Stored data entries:
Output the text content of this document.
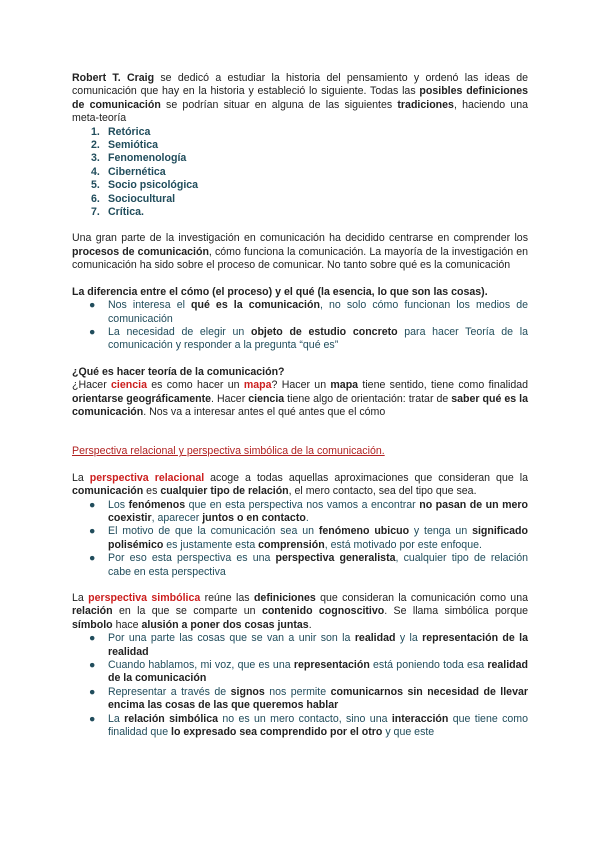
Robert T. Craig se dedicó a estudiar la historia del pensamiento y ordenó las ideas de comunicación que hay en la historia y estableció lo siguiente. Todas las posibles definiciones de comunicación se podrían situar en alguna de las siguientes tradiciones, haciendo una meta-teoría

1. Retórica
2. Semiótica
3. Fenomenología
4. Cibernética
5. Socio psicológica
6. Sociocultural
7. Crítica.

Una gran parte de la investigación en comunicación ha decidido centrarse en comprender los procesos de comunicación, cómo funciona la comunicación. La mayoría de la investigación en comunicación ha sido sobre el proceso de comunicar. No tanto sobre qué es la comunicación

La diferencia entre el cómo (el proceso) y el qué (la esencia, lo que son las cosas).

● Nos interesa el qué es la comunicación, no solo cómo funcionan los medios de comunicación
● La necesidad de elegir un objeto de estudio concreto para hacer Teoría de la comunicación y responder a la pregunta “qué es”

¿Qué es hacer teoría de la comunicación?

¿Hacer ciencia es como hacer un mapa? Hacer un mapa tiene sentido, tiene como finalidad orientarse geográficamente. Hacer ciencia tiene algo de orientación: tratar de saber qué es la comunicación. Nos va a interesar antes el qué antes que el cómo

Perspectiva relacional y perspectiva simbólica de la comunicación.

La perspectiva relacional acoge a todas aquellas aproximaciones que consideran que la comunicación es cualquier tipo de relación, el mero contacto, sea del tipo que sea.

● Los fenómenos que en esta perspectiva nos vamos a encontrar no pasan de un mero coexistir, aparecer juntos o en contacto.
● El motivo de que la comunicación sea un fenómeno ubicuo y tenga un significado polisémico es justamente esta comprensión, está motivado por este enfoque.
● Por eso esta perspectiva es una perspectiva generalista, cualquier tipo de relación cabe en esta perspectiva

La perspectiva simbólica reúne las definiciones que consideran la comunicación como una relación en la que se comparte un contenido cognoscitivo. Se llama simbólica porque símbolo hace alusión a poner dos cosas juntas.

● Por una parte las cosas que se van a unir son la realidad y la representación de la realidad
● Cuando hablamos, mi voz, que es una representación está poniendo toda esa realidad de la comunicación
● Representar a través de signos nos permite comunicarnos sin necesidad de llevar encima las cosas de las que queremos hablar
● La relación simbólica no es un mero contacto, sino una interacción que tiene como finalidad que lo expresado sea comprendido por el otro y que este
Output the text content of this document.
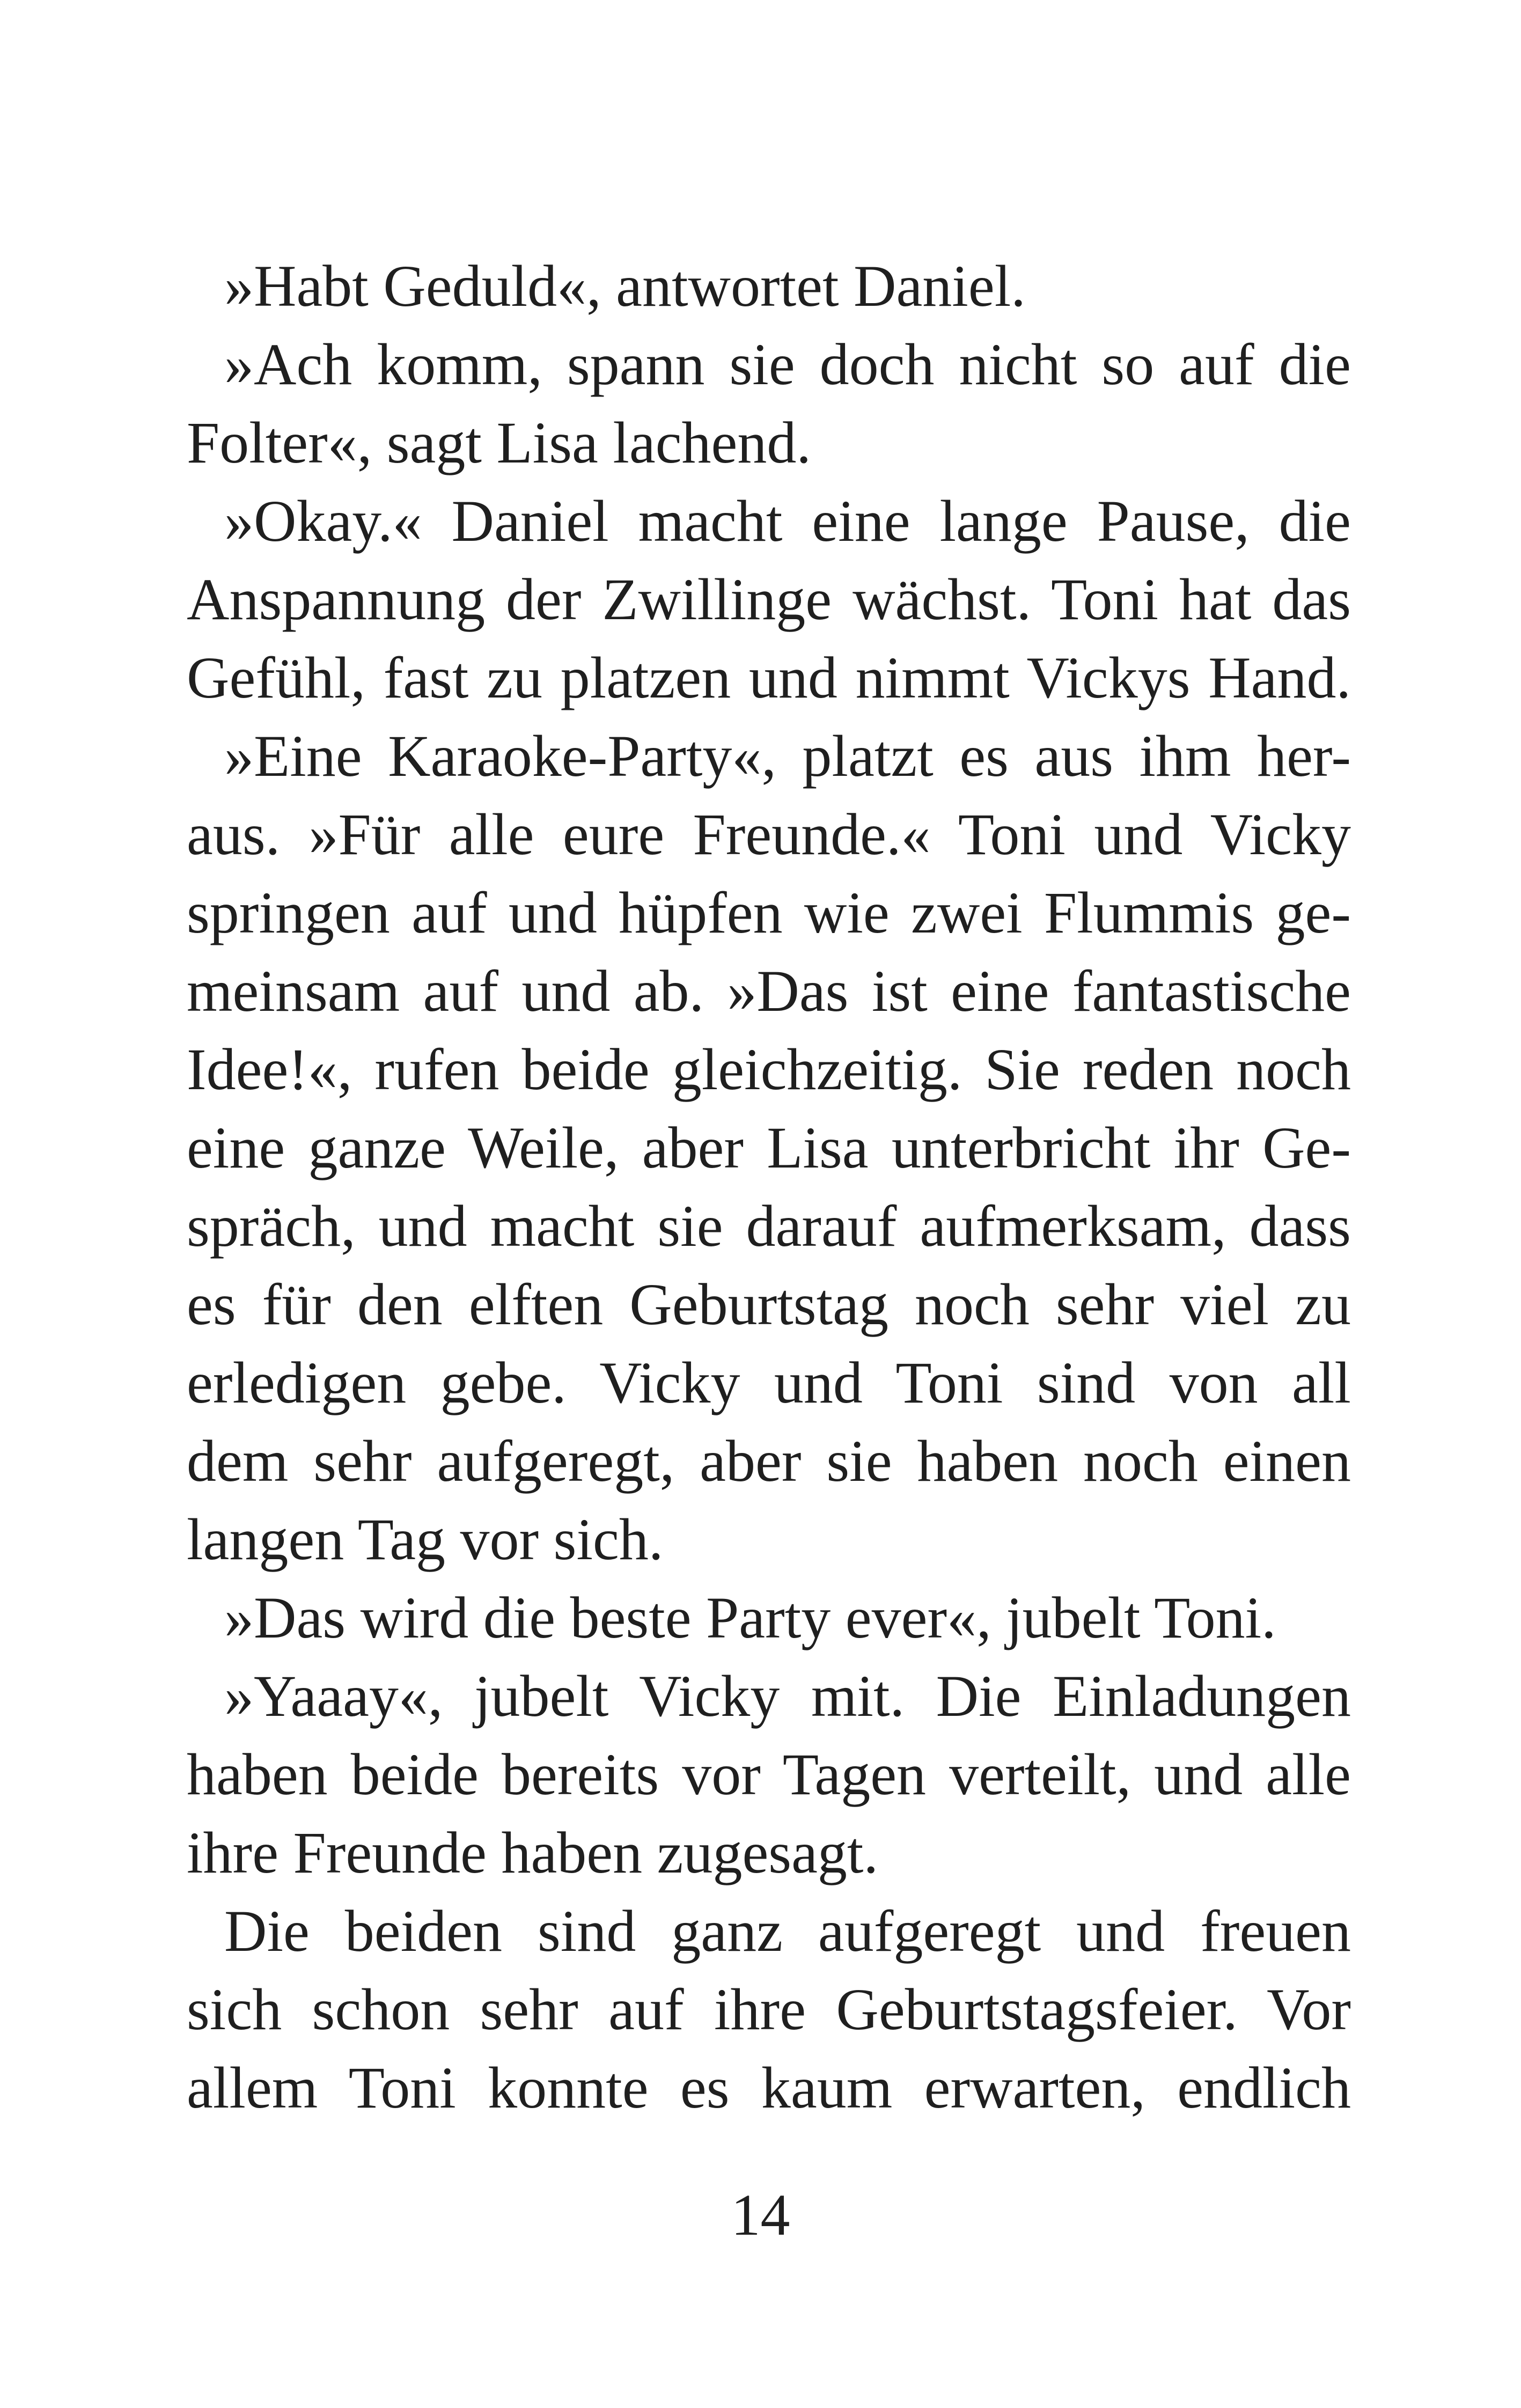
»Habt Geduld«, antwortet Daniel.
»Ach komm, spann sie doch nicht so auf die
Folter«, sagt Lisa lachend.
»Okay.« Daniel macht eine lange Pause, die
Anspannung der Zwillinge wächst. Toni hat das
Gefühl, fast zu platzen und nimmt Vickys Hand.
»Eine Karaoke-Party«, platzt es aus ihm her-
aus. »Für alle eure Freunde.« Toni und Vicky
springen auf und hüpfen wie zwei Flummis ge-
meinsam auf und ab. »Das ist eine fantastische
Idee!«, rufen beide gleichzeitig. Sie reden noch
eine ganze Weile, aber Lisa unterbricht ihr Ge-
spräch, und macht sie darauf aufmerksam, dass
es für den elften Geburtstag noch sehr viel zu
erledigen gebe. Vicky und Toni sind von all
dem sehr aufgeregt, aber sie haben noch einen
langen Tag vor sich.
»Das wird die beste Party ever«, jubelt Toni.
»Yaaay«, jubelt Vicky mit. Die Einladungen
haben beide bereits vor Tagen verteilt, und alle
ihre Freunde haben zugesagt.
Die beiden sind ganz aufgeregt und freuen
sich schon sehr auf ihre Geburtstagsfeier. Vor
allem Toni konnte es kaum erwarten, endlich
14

* * *

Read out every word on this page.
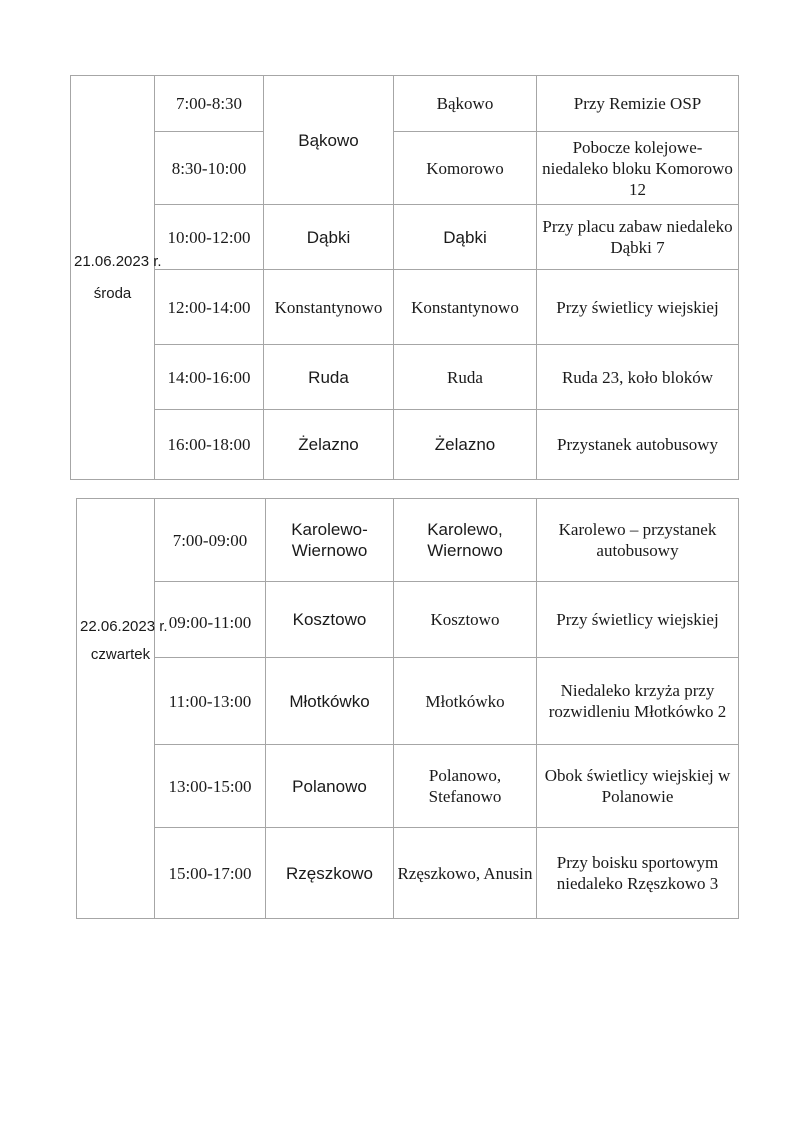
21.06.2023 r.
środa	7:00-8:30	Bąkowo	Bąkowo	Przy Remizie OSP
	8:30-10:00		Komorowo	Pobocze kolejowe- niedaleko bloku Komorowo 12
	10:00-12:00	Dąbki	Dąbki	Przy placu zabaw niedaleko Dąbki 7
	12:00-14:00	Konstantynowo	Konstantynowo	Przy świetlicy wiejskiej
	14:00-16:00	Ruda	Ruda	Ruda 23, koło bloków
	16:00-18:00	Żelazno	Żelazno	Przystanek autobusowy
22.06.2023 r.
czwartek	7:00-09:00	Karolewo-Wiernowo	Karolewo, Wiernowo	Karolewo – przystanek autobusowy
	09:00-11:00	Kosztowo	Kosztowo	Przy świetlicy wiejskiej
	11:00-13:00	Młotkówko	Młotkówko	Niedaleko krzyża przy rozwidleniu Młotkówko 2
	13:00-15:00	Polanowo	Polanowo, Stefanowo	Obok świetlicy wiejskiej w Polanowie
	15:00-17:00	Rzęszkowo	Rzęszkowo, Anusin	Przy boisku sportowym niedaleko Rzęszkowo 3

## Your instructions
Return each full line of the entries that contains the word "necesidad".

## Written reply
● La necesidad de elegir un objeto de estudio concreto para hacer Teoría de la comunicación y responder a la pregunta “qué es”
● Representar a través de signos nos permite comunicarnos sin necesidad de llevar encima las cosas de las que queremos hablar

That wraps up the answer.